[Figure data in JSON]
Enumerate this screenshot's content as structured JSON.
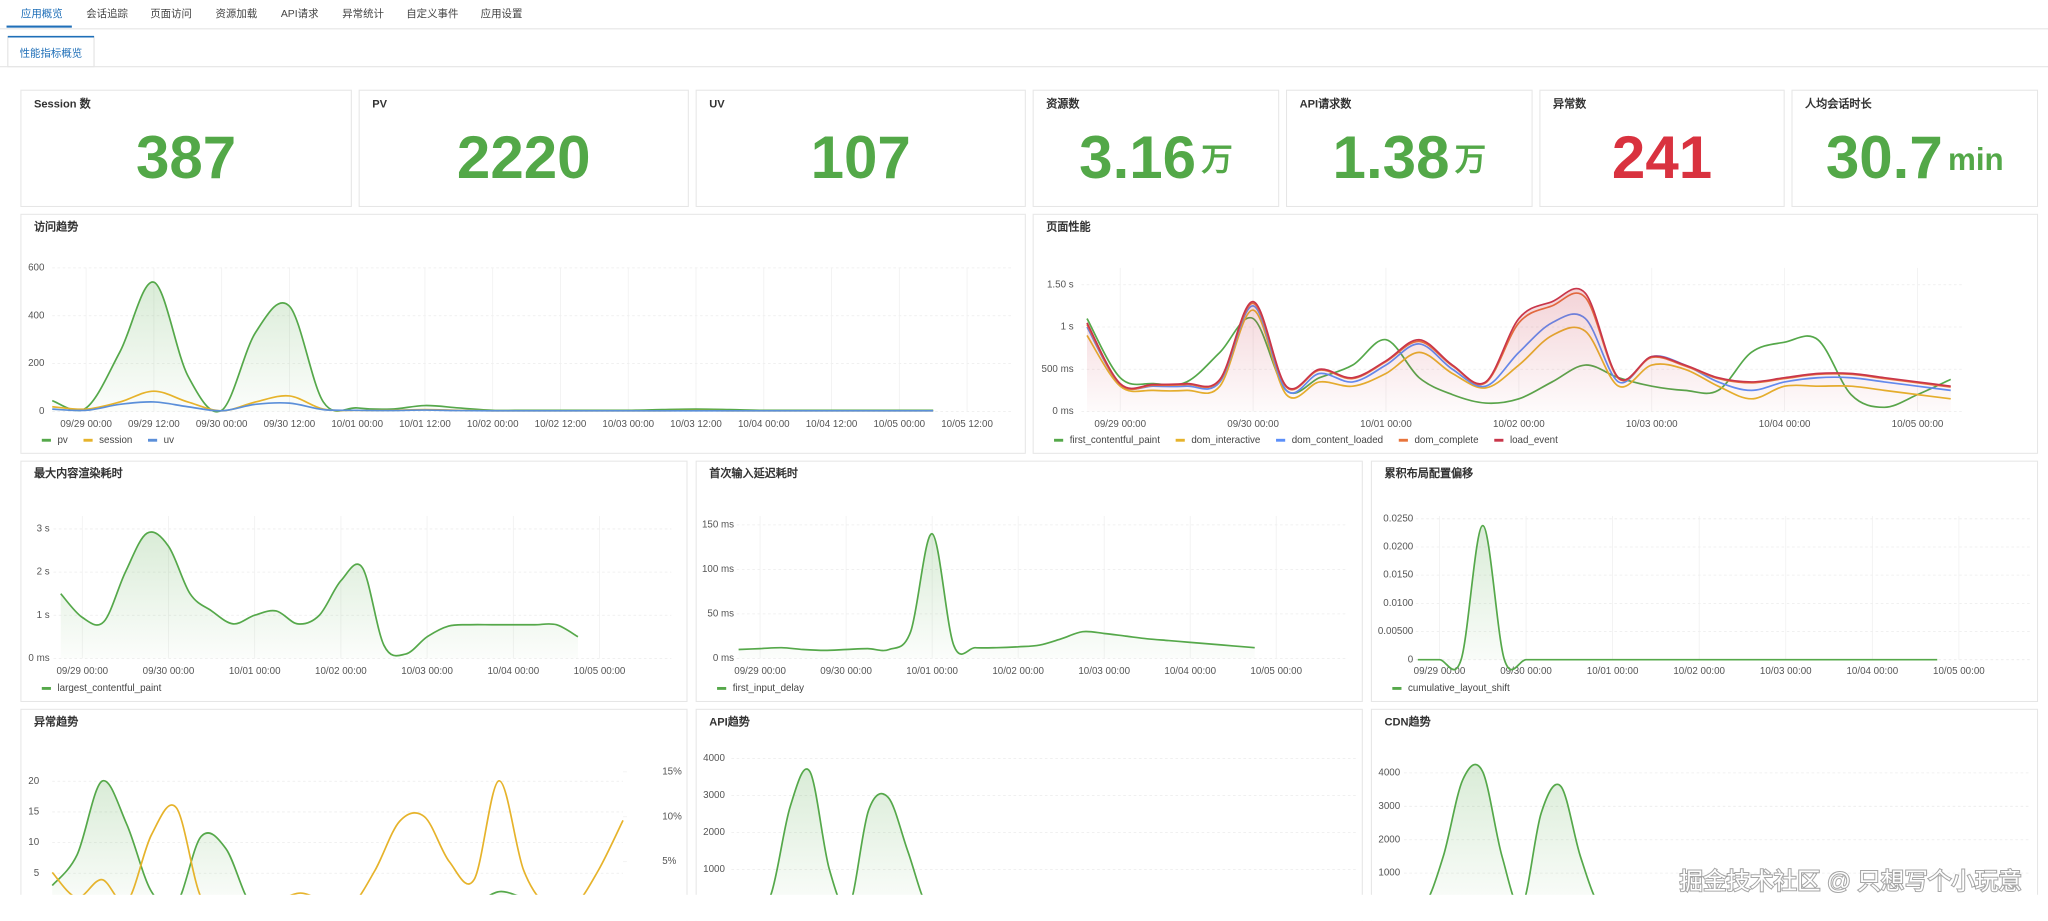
{
  "tabs": [
    "应用概览",
    "会话追踪",
    "页面访问",
    "资源加载",
    "API请求",
    "异常统计",
    "自定义事件",
    "应用设置"
  ],
  "subtab": "性能指标概览",
  "stats": [
    {
      "title": "Session 数",
      "value": 387,
      "color": "#53a848"
    },
    {
      "title": "PV",
      "value": 2220,
      "color": "#53a848"
    },
    {
      "title": "UV",
      "value": 107,
      "color": "#53a848"
    },
    {
      "title": "资源数",
      "value": 3.16,
      "unit": "万",
      "color": "#53a848"
    },
    {
      "title": "API请求数",
      "value": 1.38,
      "unit": "万",
      "color": "#53a848"
    },
    {
      "title": "异常数",
      "value": 241,
      "color": "#d9323f"
    },
    {
      "title": "人均会话时长",
      "value": 30.7,
      "unit": "min",
      "color": "#53a848"
    }
  ],
  "chart_data": [
    {
      "type": "line",
      "title": "访问趋势",
      "grid": true,
      "legend": "bottom-left",
      "x": [
        "09/28 18:00",
        "09/29 00:00",
        "09/29 06:00",
        "09/29 12:00",
        "09/29 18:00",
        "09/30 00:00",
        "09/30 06:00",
        "09/30 12:00",
        "09/30 18:00",
        "10/01 00:00",
        "10/01 06:00",
        "10/01 12:00",
        "10/01 18:00",
        "10/02 00:00",
        "10/02 06:00",
        "10/02 12:00",
        "10/02 18:00",
        "10/03 00:00",
        "10/03 06:00",
        "10/03 12:00",
        "10/03 18:00",
        "10/04 00:00",
        "10/04 06:00",
        "10/04 12:00",
        "10/04 18:00",
        "10/05 00:00",
        "10/05 06:00"
      ],
      "xlim": [
        "09/28 18:00",
        "10/05 20:00"
      ],
      "xticks": [
        "09/29 00:00",
        "09/29 12:00",
        "09/30 00:00",
        "09/30 12:00",
        "10/01 00:00",
        "10/01 12:00",
        "10/02 00:00",
        "10/02 12:00",
        "10/03 00:00",
        "10/03 12:00",
        "10/04 00:00",
        "10/04 12:00",
        "10/05 00:00",
        "10/05 12:00"
      ],
      "ylim": [
        0,
        600
      ],
      "yticks": [
        0,
        200,
        400,
        600
      ],
      "series": [
        {
          "name": "pv",
          "color": "#55a84a",
          "area": true,
          "values": [
            45,
            15,
            250,
            540,
            150,
            5,
            330,
            440,
            40,
            15,
            10,
            25,
            15,
            5,
            5,
            5,
            5,
            5,
            8,
            10,
            8,
            5,
            5,
            5,
            5,
            5,
            5
          ]
        },
        {
          "name": "session",
          "color": "#e6b32b",
          "values": [
            20,
            10,
            40,
            85,
            40,
            3,
            40,
            65,
            10,
            5,
            5,
            8,
            5,
            3,
            3,
            3,
            3,
            3,
            3,
            4,
            3,
            3,
            3,
            3,
            3,
            3,
            3
          ]
        },
        {
          "name": "uv",
          "color": "#5b8fd9",
          "values": [
            10,
            5,
            30,
            40,
            20,
            3,
            30,
            35,
            8,
            5,
            4,
            6,
            4,
            3,
            3,
            3,
            3,
            3,
            3,
            3,
            3,
            3,
            3,
            3,
            3,
            3,
            3
          ]
        }
      ]
    },
    {
      "type": "line",
      "title": "页面性能",
      "grid": true,
      "legend": "bottom-left",
      "x": [
        "09/28 18:00",
        "09/29 00:00",
        "09/29 06:00",
        "09/29 12:00",
        "09/29 18:00",
        "09/30 00:00",
        "09/30 06:00",
        "09/30 12:00",
        "09/30 18:00",
        "10/01 00:00",
        "10/01 06:00",
        "10/01 12:00",
        "10/01 18:00",
        "10/02 00:00",
        "10/02 06:00",
        "10/02 12:00",
        "10/02 18:00",
        "10/03 00:00",
        "10/03 06:00",
        "10/03 12:00",
        "10/03 18:00",
        "10/04 00:00",
        "10/04 06:00",
        "10/04 12:00",
        "10/04 18:00",
        "10/05 00:00",
        "10/05 06:00"
      ],
      "xlim": [
        "09/28 17:00",
        "10/05 08:00"
      ],
      "xticks": [
        "09/29 00:00",
        "09/30 00:00",
        "10/01 00:00",
        "10/02 00:00",
        "10/03 00:00",
        "10/04 00:00",
        "10/05 00:00"
      ],
      "ylim": [
        0,
        1700
      ],
      "yticks": [
        {
          "value": 0,
          "label": "0 ms"
        },
        {
          "value": 500,
          "label": "500 ms"
        },
        {
          "value": 1000,
          "label": "1 s"
        },
        {
          "value": 1500,
          "label": "1.50 s"
        }
      ],
      "series": [
        {
          "name": "first_contentful_paint",
          "color": "#55a84a",
          "values": [
            1100,
            400,
            330,
            350,
            700,
            1100,
            250,
            400,
            550,
            850,
            400,
            200,
            100,
            150,
            350,
            550,
            400,
            300,
            250,
            250,
            700,
            820,
            850,
            200,
            50,
            200,
            380
          ]
        },
        {
          "name": "dom_interactive",
          "color": "#e6b32b",
          "values": [
            900,
            300,
            250,
            250,
            300,
            1200,
            200,
            350,
            300,
            450,
            700,
            450,
            280,
            550,
            900,
            950,
            300,
            550,
            500,
            300,
            150,
            300,
            300,
            300,
            250,
            200,
            150
          ]
        },
        {
          "name": "dom_content_loaded",
          "color": "#5b8ff9",
          "values": [
            1000,
            320,
            300,
            300,
            350,
            1250,
            250,
            450,
            350,
            550,
            800,
            500,
            300,
            700,
            1050,
            1100,
            350,
            650,
            550,
            350,
            250,
            350,
            400,
            400,
            350,
            300,
            250
          ]
        },
        {
          "name": "dom_complete",
          "color": "#e8743b",
          "values": [
            1030,
            320,
            310,
            320,
            370,
            1280,
            290,
            490,
            390,
            590,
            830,
            540,
            340,
            1050,
            1250,
            1350,
            390,
            640,
            540,
            390,
            340,
            390,
            440,
            440,
            390,
            340,
            290
          ]
        },
        {
          "name": "load_event",
          "color": "#c9364a",
          "area": true,
          "values": [
            1050,
            330,
            320,
            330,
            380,
            1300,
            300,
            500,
            400,
            600,
            850,
            550,
            350,
            1100,
            1300,
            1400,
            400,
            650,
            550,
            400,
            350,
            400,
            450,
            450,
            400,
            350,
            300
          ]
        }
      ]
    },
    {
      "type": "line",
      "title": "最大内容渲染耗时",
      "grid": true,
      "legend": "bottom-left",
      "x": [
        "09/28 18:00",
        "09/29 00:00",
        "09/29 06:00",
        "09/29 12:00",
        "09/29 18:00",
        "09/30 00:00",
        "09/30 06:00",
        "09/30 12:00",
        "09/30 18:00",
        "10/01 00:00",
        "10/01 06:00",
        "10/01 12:00",
        "10/01 18:00",
        "10/02 00:00",
        "10/02 06:00",
        "10/02 12:00",
        "10/02 18:00",
        "10/03 00:00",
        "10/03 06:00",
        "10/03 12:00",
        "10/03 18:00",
        "10/04 00:00",
        "10/04 06:00",
        "10/04 12:00",
        "10/04 18:00"
      ],
      "xlim": [
        "09/28 16:00",
        "10/05 20:00"
      ],
      "xticks": [
        "09/29 00:00",
        "09/30 00:00",
        "10/01 00:00",
        "10/02 00:00",
        "10/03 00:00",
        "10/04 00:00",
        "10/05 00:00"
      ],
      "ylim": [
        0,
        3300
      ],
      "yticks": [
        {
          "value": 0,
          "label": "0 ms"
        },
        {
          "value": 1000,
          "label": "1 s"
        },
        {
          "value": 2000,
          "label": "2 s"
        },
        {
          "value": 3000,
          "label": "3 s"
        }
      ],
      "series": [
        {
          "name": "largest_contentful_paint",
          "color": "#55a84a",
          "area": true,
          "values": [
            1500,
            950,
            850,
            2000,
            2900,
            2600,
            1500,
            1100,
            800,
            1000,
            1100,
            800,
            1000,
            1800,
            2100,
            300,
            100,
            500,
            750,
            780,
            780,
            780,
            780,
            780,
            500
          ]
        }
      ]
    },
    {
      "type": "line",
      "title": "首次输入延迟耗时",
      "grid": true,
      "legend": "bottom-left",
      "x": [
        "09/28 18:00",
        "09/29 00:00",
        "09/29 06:00",
        "09/29 12:00",
        "09/29 18:00",
        "09/30 00:00",
        "09/30 06:00",
        "09/30 12:00",
        "09/30 18:00",
        "10/01 00:00",
        "10/01 06:00",
        "10/01 12:00",
        "10/01 18:00",
        "10/02 00:00",
        "10/02 06:00",
        "10/02 12:00",
        "10/02 18:00",
        "10/03 00:00",
        "10/03 06:00",
        "10/03 12:00",
        "10/03 18:00",
        "10/04 00:00",
        "10/04 06:00",
        "10/04 12:00",
        "10/04 18:00"
      ],
      "xlim": [
        "09/28 16:00",
        "10/05 20:00"
      ],
      "xticks": [
        "09/29 00:00",
        "09/30 00:00",
        "10/01 00:00",
        "10/02 00:00",
        "10/03 00:00",
        "10/04 00:00",
        "10/05 00:00"
      ],
      "ylim": [
        0,
        160
      ],
      "yticks": [
        {
          "value": 0,
          "label": "0 ms"
        },
        {
          "value": 50,
          "label": "50 ms"
        },
        {
          "value": 100,
          "label": "100 ms"
        },
        {
          "value": 150,
          "label": "150 ms"
        }
      ],
      "series": [
        {
          "name": "first_input_delay",
          "color": "#55a84a",
          "area": true,
          "values": [
            10,
            11,
            12,
            10,
            9,
            10,
            11,
            10,
            30,
            140,
            15,
            12,
            12,
            13,
            15,
            22,
            30,
            28,
            25,
            22,
            20,
            18,
            16,
            14,
            12
          ]
        }
      ]
    },
    {
      "type": "line",
      "title": "累积布局配置偏移",
      "grid": true,
      "legend": "bottom-left",
      "x": [
        "09/28 18:00",
        "09/29 00:00",
        "09/29 06:00",
        "09/29 12:00",
        "09/29 18:00",
        "09/30 00:00",
        "09/30 06:00",
        "09/30 12:00",
        "09/30 18:00",
        "10/01 00:00",
        "10/01 06:00",
        "10/01 12:00",
        "10/01 18:00",
        "10/02 00:00",
        "10/02 06:00",
        "10/02 12:00",
        "10/02 18:00",
        "10/03 00:00",
        "10/03 06:00",
        "10/03 12:00",
        "10/03 18:00",
        "10/04 00:00",
        "10/04 06:00",
        "10/04 12:00",
        "10/04 18:00"
      ],
      "xlim": [
        "09/28 16:00",
        "10/05 20:00"
      ],
      "xticks": [
        "09/29 00:00",
        "09/30 00:00",
        "10/01 00:00",
        "10/02 00:00",
        "10/03 00:00",
        "10/04 00:00",
        "10/05 00:00"
      ],
      "ylim": [
        0,
        0.0255
      ],
      "yticks": [
        0,
        {
          "value": 0.005,
          "label": "0.00500"
        },
        {
          "value": 0.01,
          "label": "0.0100"
        },
        {
          "value": 0.015,
          "label": "0.0150"
        },
        {
          "value": 0.02,
          "label": "0.0200"
        },
        {
          "value": 0.025,
          "label": "0.0250"
        }
      ],
      "series": [
        {
          "name": "cumulative_layout_shift",
          "color": "#55a84a",
          "area": true,
          "values": [
            0,
            0,
            0,
            0.0238,
            0,
            0,
            0,
            0,
            0,
            0,
            0,
            0,
            0,
            0,
            0,
            0,
            0,
            0,
            0,
            0,
            0,
            0,
            0,
            0,
            0
          ]
        }
      ]
    },
    {
      "type": "line",
      "title": "异常趋势",
      "grid": true,
      "ylim": [
        0,
        23
      ],
      "yticks": [
        5,
        10,
        15,
        20
      ],
      "y2lim": [
        0,
        16
      ],
      "y2ticks": [
        {
          "value": 5,
          "label": "5%"
        },
        {
          "value": 10,
          "label": "10%"
        },
        {
          "value": 15,
          "label": "15%"
        }
      ],
      "series": [
        {
          "color": "#55a84a",
          "area": true,
          "values": [
            3,
            8,
            20,
            13,
            2,
            0,
            11,
            9,
            0,
            0,
            0,
            0,
            0,
            0,
            0,
            0,
            0,
            0,
            2,
            1,
            0,
            0,
            0,
            0
          ]
        },
        {
          "color": "#e6b32b",
          "axis": "y2",
          "values": [
            3.8,
            1,
            3,
            0.5,
            8,
            11,
            1,
            0,
            0,
            0.5,
            1.5,
            0.5,
            0,
            4,
            9.5,
            10,
            5,
            3,
            14,
            4,
            0,
            0,
            4,
            9.6
          ]
        }
      ]
    },
    {
      "type": "line",
      "title": "API趋势",
      "grid": true,
      "ylim": [
        0,
        4200
      ],
      "yticks": [
        1000,
        2000,
        3000,
        4000
      ],
      "series": [
        {
          "color": "#55a84a",
          "area": true,
          "values": [
            0,
            0,
            300,
            2700,
            3650,
            1000,
            0,
            2600,
            2950,
            1500,
            0,
            0,
            0,
            0,
            0,
            0,
            0,
            0,
            0,
            0,
            0,
            0,
            0,
            0,
            0,
            0,
            0,
            0,
            0,
            0,
            0,
            0,
            0
          ]
        }
      ]
    },
    {
      "type": "line",
      "title": "CDN趋势",
      "grid": true,
      "ylim": [
        0,
        4300
      ],
      "yticks": [
        1000,
        2000,
        3000,
        4000
      ],
      "series": [
        {
          "color": "#55a84a",
          "area": true,
          "values": [
            0,
            0,
            1500,
            3800,
            4050,
            1500,
            0,
            2800,
            3600,
            1500,
            0,
            0,
            0,
            300,
            0,
            0,
            0,
            0,
            0,
            0,
            0,
            0,
            0,
            0,
            0,
            0,
            0,
            0,
            0,
            0,
            0,
            0,
            0
          ]
        }
      ]
    }
  ],
  "watermark": "掘金技术社区 @ 只想写个小玩意"
}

- [TASK BRIEF]:
Copy out every line of the material above that mentions the word "name".

- [TASK RESULT]:
          "name": "pv",
          "name": "session",
          "name": "uv",
          "name": "first_contentful_paint",
          "name": "dom_interactive",
          "name": "dom_content_loaded",
          "name": "dom_complete",
          "name": "load_event",
          "name": "largest_contentful_paint",
          "name": "first_input_delay",
          "name": "cumulative_layout_shift",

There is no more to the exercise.